--- Begin DATA SHOWN ---

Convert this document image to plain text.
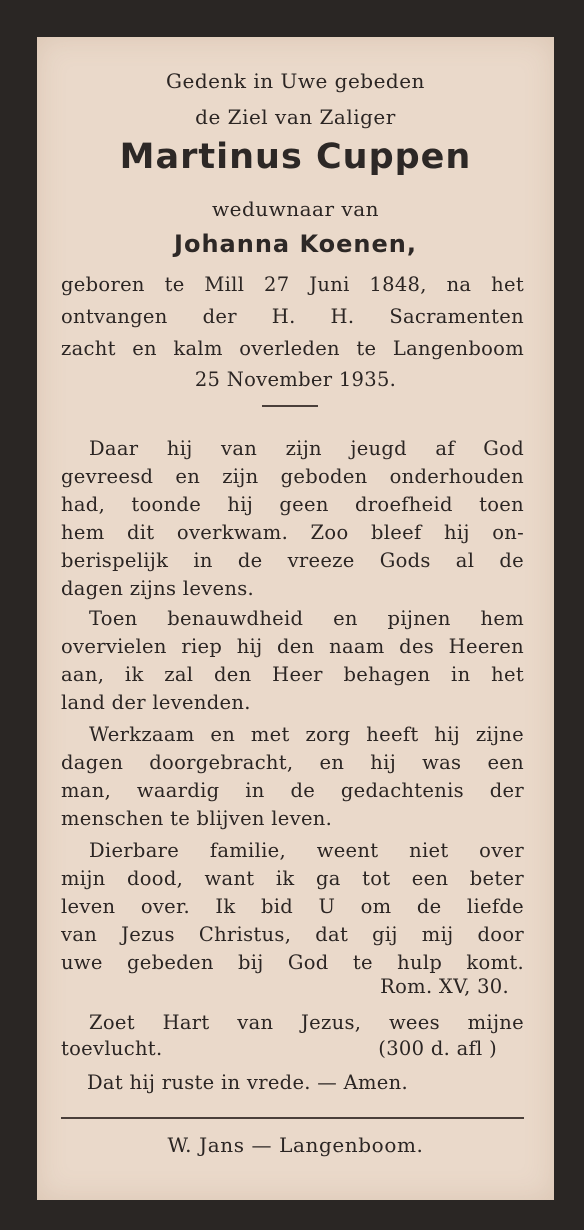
Gedenk in Uwe gebeden
de Ziel van Zaliger
Martinus Cuppen
weduwnaar van
Johanna Koenen,
geboren te Mill 27 Juni 1848, na het
ontvangen der H. H. Sacramenten
zacht en kalm overleden te Langenboom
25 November 1935.
Daar hij van zijn jeugd af God
gevreesd en zijn geboden onderhouden
had, toonde hij geen droefheid toen
hem dit overkwam. Zoo bleef hij on-
berispelijk in de vreeze Gods al de
dagen zijns levens.
Toen benauwdheid en pijnen hem
overvielen riep hij den naam des Heeren
aan, ik zal den Heer behagen in het
land der levenden.
Werkzaam en met zorg heeft hij zijne
dagen doorgebracht, en hij was een
man, waardig in de gedachtenis der
menschen te blijven leven.
Dierbare familie, weent niet over
mijn dood, want ik ga tot een beter
leven over. Ik bid U om de liefde
van Jezus Christus, dat gij mij door
uwe gebeden bij God te hulp komt.
Rom. XV, 30.
Zoet Hart van Jezus, wees mijne
toevlucht.	(300 d. afl )
Dat hij ruste in vrede. — Amen.
W. Jans — Langenboom.
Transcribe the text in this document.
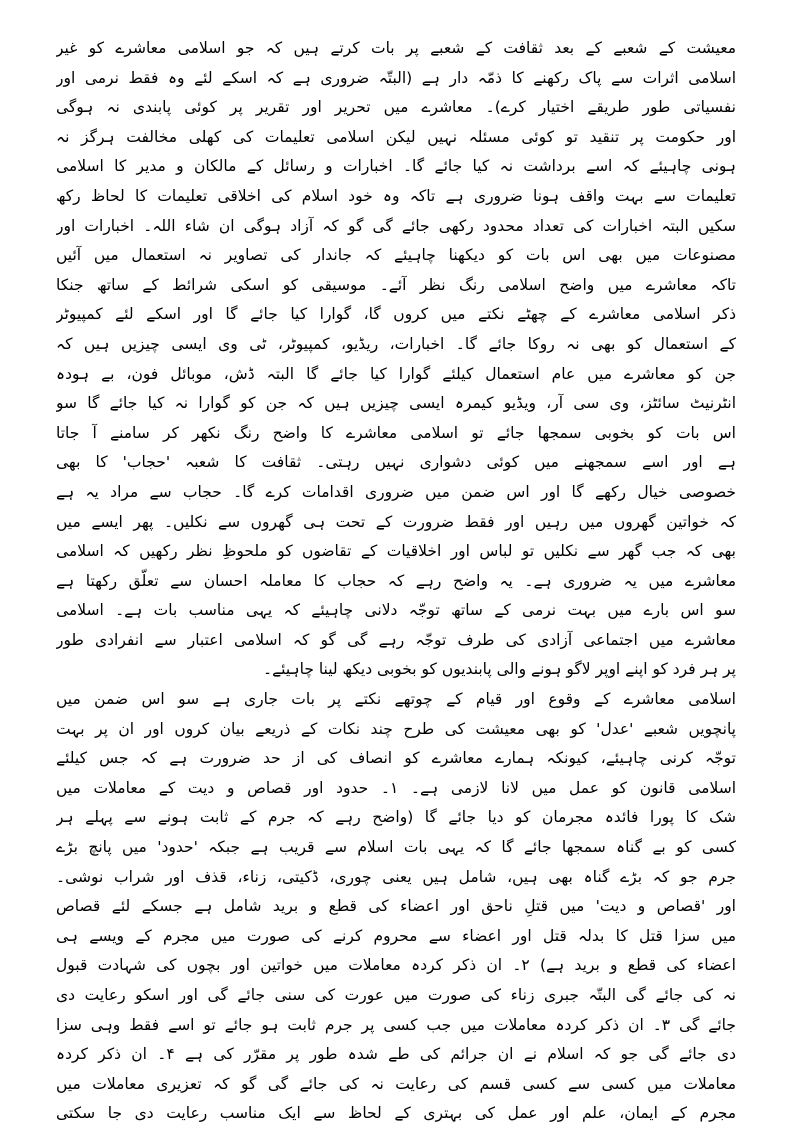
معیشت کے شعبے کے بعد ثقافت کے شعبے پر بات کرتے ہیں کہ جو اسلامی معاشرے کو غیر
اسلامی اثرات سے پاک رکھنے کا ذمّہ دار ہے (البتّہ ضروری ہے کہ اسکے لئے وہ فقط نرمی اور
نفسیاتی طور طریقے اختیار کرے)۔ معاشرے میں تحریر اور تقریر پر کوئی پابندی نہ ہوگی
اور حکومت پر تنقید تو کوئی مسئلہ نہیں لیکن اسلامی تعلیمات کی کھلی مخالفت ہرگز نہ
ہونی چاہیئے کہ اسے برداشت نہ کیا جائے گا۔ اخبارات و رسائل کے مالکان و مدیر کا اسلامی
تعلیمات سے بہت واقف ہونا ضروری ہے تاکہ وہ خود اسلام کی اخلاقی تعلیمات کا لحاظ رکھ
سکیں البتہ اخبارات کی تعداد محدود رکھی جائے گی گو کہ آزاد ہوگی ان شاء اللہ۔ اخبارات اور
مصنوعات میں بھی اس بات کو دیکھنا چاہیئے کہ جاندار کی تصاویر نہ استعمال میں آئیں
تاکہ معاشرے میں واضح اسلامی رنگ نظر آئے۔ موسیقی کو اسکی شرائط کے ساتھ جنکا
ذکر اسلامی معاشرے کے چھٹے نکتے میں کروں گا، گوارا کیا جائے گا اور اسکے لئے کمپیوٹر
کے استعمال کو بھی نہ روکا جائے گا۔ اخبارات، ریڈیو، کمپیوٹر، ٹی وی ایسی چیزیں ہیں کہ
جن کو معاشرے میں عام استعمال کیلئے گوارا کیا جائے گا البتہ ڈش، موبائل فون، بے ہودہ
انٹرنیٹ سائٹز، وی سی آر، ویڈیو کیمرہ ایسی چیزیں ہیں کہ جن کو گوارا نہ کیا جائے گا سو
اس بات کو بخوبی سمجھا جائے تو اسلامی معاشرے کا واضح رنگ نکھر کر سامنے آ جاتا
ہے اور اسے سمجھنے میں کوئی دشواری نہیں رہتی۔ ثقافت کا شعبہ 'حجاب' کا بھی
خصوصی خیال رکھے گا اور اس ضمن میں ضروری اقدامات کرے گا۔ حجاب سے مراد یہ ہے
کہ خواتین گھروں میں رہیں اور فقط ضرورت کے تحت ہی گھروں سے نکلیں۔ پھر ایسے میں
بھی کہ جب گھر سے نکلیں تو لباس اور اخلاقیات کے تقاضوں کو ملحوظِ نظر رکھیں کہ اسلامی
معاشرے میں یہ ضروری ہے۔ یہ واضح رہے کہ حجاب کا معاملہ احسان سے تعلّق رکھتا ہے
سو اس بارے میں بہت نرمی کے ساتھ توجّہ دلانی چاہیئے کہ یہی مناسب بات ہے۔ اسلامی
معاشرے میں اجتماعی آزادی کی طرف توجّہ رہے گی گو کہ اسلامی اعتبار سے انفرادی طور
پر ہر فرد کو اپنے اوپر لاگو ہونے والی پابندیوں کو بخوبی دیکھ لینا چاہیئے۔
اسلامی معاشرے کے وقوع اور قیام کے چوتھے نکتے پر بات جاری ہے سو اس ضمن میں
پانچویں شعبے 'عدل' کو بھی معیشت کی طرح چند نکات کے ذریعے بیان کروں اور ان پر بہت
توجّہ کرنی چاہیئے، کیونکہ ہمارے معاشرے کو انصاف کی از حد ضرورت ہے کہ جس کیلئے
اسلامی قانون کو عمل میں لانا لازمی ہے۔ ١۔ حدود اور قصاص و دیت کے معاملات میں
شک کا پورا فائدہ مجرمان کو دیا جائے گا (واضح رہے کہ جرم کے ثابت ہونے سے پہلے ہر
کسی کو بے گناہ سمجھا جائے گا کہ یہی بات اسلام سے قریب ہے جبکہ 'حدود' میں پانچ بڑے
جرم جو کہ بڑے گناہ بھی ہیں، شامل ہیں یعنی چوری، ڈکیتی، زناء، قذف اور شراب نوشی۔
اور 'قصاص و دیت' میں قتلِ ناحق اور اعضاء کی قطع و برید شامل ہے جسکے لئے قصاص
میں سزا قتل کا بدلہ قتل اور اعضاء سے محروم کرنے کی صورت میں مجرم کے ویسے ہی
اعضاء کی قطع و برید ہے) ٢۔ ان ذکر کردہ معاملات میں خواتین اور بچوں کی شہادت قبول
نہ کی جائے گی البتّہ جبری زناء کی صورت میں عورت کی سنی جائے گی اور اسکو رعایت دی
جائے گی ٣۔ ان ذکر کردہ معاملات میں جب کسی پر جرم ثابت ہو جائے تو اسے فقط وہی سزا
دی جائے گی جو کہ اسلام نے ان جرائم کی طے شدہ طور پر مقرّر کی ہے ۴۔ ان ذکر کردہ
معاملات میں کسی سے کسی قسم کی رعایت نہ کی جائے گی گو کہ تعزیری معاملات میں
مجرم کے ایمان، علم اور عمل کی بہتری کے لحاظ سے ایک مناسب رعایت دی جا سکتی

--- End DATA SHOWN ---

WRITTEN INSTRUCTION:
Copy out all the data without changing anything, and drop the pictures.

ANSWER TO THIS EXERCISE:
Convert this document image to plain text.
Gedenk in Uwe gebeden
de Ziel van Zaliger
Martinus Cuppen
weduwnaar van
Johanna Koenen,
geboren te Mill 27 Juni 1848, na het
ontvangen der H. H. Sacramenten
zacht en kalm overleden te Langenboom
25 November 1935.
Daar hij van zijn jeugd af God
gevreesd en zijn geboden onderhouden
had, toonde hij geen droefheid toen
hem dit overkwam. Zoo bleef hij on-
berispelijk in de vreeze Gods al de
dagen zijns levens.
Toen benauwdheid en pijnen hem
overvielen riep hij den naam des Heeren
aan, ik zal den Heer behagen in het
land der levenden.
Werkzaam en met zorg heeft hij zijne
dagen doorgebracht, en hij was een
man, waardig in de gedachtenis der
menschen te blijven leven.
Dierbare familie, weent niet over
mijn dood, want ik ga tot een beter
leven over. Ik bid U om de liefde
van Jezus Christus, dat gij mij door
uwe gebeden bij God te hulp komt.
Rom. XV, 30.
Zoet Hart van Jezus, wees mijne
toevlucht.	(300 d. afl )
Dat hij ruste in vrede. — Amen.
W. Jans — Langenboom.
Transcribe the text in this document.
معیشت کے شعبے کے بعد ثقافت کے شعبے پر بات کرتے ہیں کہ جو اسلامی معاشرے کو غیر
اسلامی اثرات سے پاک رکھنے کا ذمّہ دار ہے (البتّہ ضروری ہے کہ اسکے لئے وہ فقط نرمی اور
نفسیاتی طور طریقے اختیار کرے)۔ معاشرے میں تحریر اور تقریر پر کوئی پابندی نہ ہوگی
اور حکومت پر تنقید تو کوئی مسئلہ نہیں لیکن اسلامی تعلیمات کی کھلی مخالفت ہرگز نہ
ہونی چاہیئے کہ اسے برداشت نہ کیا جائے گا۔ اخبارات و رسائل کے مالکان و مدیر کا اسلامی
تعلیمات سے بہت واقف ہونا ضروری ہے تاکہ وہ خود اسلام کی اخلاقی تعلیمات کا لحاظ رکھ
سکیں البتہ اخبارات کی تعداد محدود رکھی جائے گی گو کہ آزاد ہوگی ان شاء اللہ۔ اخبارات اور
مصنوعات میں بھی اس بات کو دیکھنا چاہیئے کہ جاندار کی تصاویر نہ استعمال میں آئیں
تاکہ معاشرے میں واضح اسلامی رنگ نظر آئے۔ موسیقی کو اسکی شرائط کے ساتھ جنکا
ذکر اسلامی معاشرے کے چھٹے نکتے میں کروں گا، گوارا کیا جائے گا اور اسکے لئے کمپیوٹر
کے استعمال کو بھی نہ روکا جائے گا۔ اخبارات، ریڈیو، کمپیوٹر، ٹی وی ایسی چیزیں ہیں کہ
جن کو معاشرے میں عام استعمال کیلئے گوارا کیا جائے گا البتہ ڈش، موبائل فون، بے ہودہ
انٹرنیٹ سائٹز، وی سی آر، ویڈیو کیمرہ ایسی چیزیں ہیں کہ جن کو گوارا نہ کیا جائے گا سو
اس بات کو بخوبی سمجھا جائے تو اسلامی معاشرے کا واضح رنگ نکھر کر سامنے آ جاتا
ہے اور اسے سمجھنے میں کوئی دشواری نہیں رہتی۔ ثقافت کا شعبہ 'حجاب' کا بھی
خصوصی خیال رکھے گا اور اس ضمن میں ضروری اقدامات کرے گا۔ حجاب سے مراد یہ ہے
کہ خواتین گھروں میں رہیں اور فقط ضرورت کے تحت ہی گھروں سے نکلیں۔ پھر ایسے میں
بھی کہ جب گھر سے نکلیں تو لباس اور اخلاقیات کے تقاضوں کو ملحوظِ نظر رکھیں کہ اسلامی
معاشرے میں یہ ضروری ہے۔ یہ واضح رہے کہ حجاب کا معاملہ احسان سے تعلّق رکھتا ہے
سو اس بارے میں بہت نرمی کے ساتھ توجّہ دلانی چاہیئے کہ یہی مناسب بات ہے۔ اسلامی
معاشرے میں اجتماعی آزادی کی طرف توجّہ رہے گی گو کہ اسلامی اعتبار سے انفرادی طور
پر ہر فرد کو اپنے اوپر لاگو ہونے والی پابندیوں کو بخوبی دیکھ لینا چاہیئے۔
اسلامی معاشرے کے وقوع اور قیام کے چوتھے نکتے پر بات جاری ہے سو اس ضمن میں
پانچویں شعبے 'عدل' کو بھی معیشت کی طرح چند نکات کے ذریعے بیان کروں اور ان پر بہت
توجّہ کرنی چاہیئے، کیونکہ ہمارے معاشرے کو انصاف کی از حد ضرورت ہے کہ جس کیلئے
اسلامی قانون کو عمل میں لانا لازمی ہے۔ ١۔ حدود اور قصاص و دیت کے معاملات میں
شک کا پورا فائدہ مجرمان کو دیا جائے گا (واضح رہے کہ جرم کے ثابت ہونے سے پہلے ہر
کسی کو بے گناہ سمجھا جائے گا کہ یہی بات اسلام سے قریب ہے جبکہ 'حدود' میں پانچ بڑے
جرم جو کہ بڑے گناہ بھی ہیں، شامل ہیں یعنی چوری، ڈکیتی، زناء، قذف اور شراب نوشی۔
اور 'قصاص و دیت' میں قتلِ ناحق اور اعضاء کی قطع و برید شامل ہے جسکے لئے قصاص
میں سزا قتل کا بدلہ قتل اور اعضاء سے محروم کرنے کی صورت میں مجرم کے ویسے ہی
اعضاء کی قطع و برید ہے) ٢۔ ان ذکر کردہ معاملات میں خواتین اور بچوں کی شہادت قبول
نہ کی جائے گی البتّہ جبری زناء کی صورت میں عورت کی سنی جائے گی اور اسکو رعایت دی
جائے گی ٣۔ ان ذکر کردہ معاملات میں جب کسی پر جرم ثابت ہو جائے تو اسے فقط وہی سزا
دی جائے گی جو کہ اسلام نے ان جرائم کی طے شدہ طور پر مقرّر کی ہے ۴۔ ان ذکر کردہ
معاملات میں کسی سے کسی قسم کی رعایت نہ کی جائے گی گو کہ تعزیری معاملات میں
مجرم کے ایمان، علم اور عمل کی بہتری کے لحاظ سے ایک مناسب رعایت دی جا سکتی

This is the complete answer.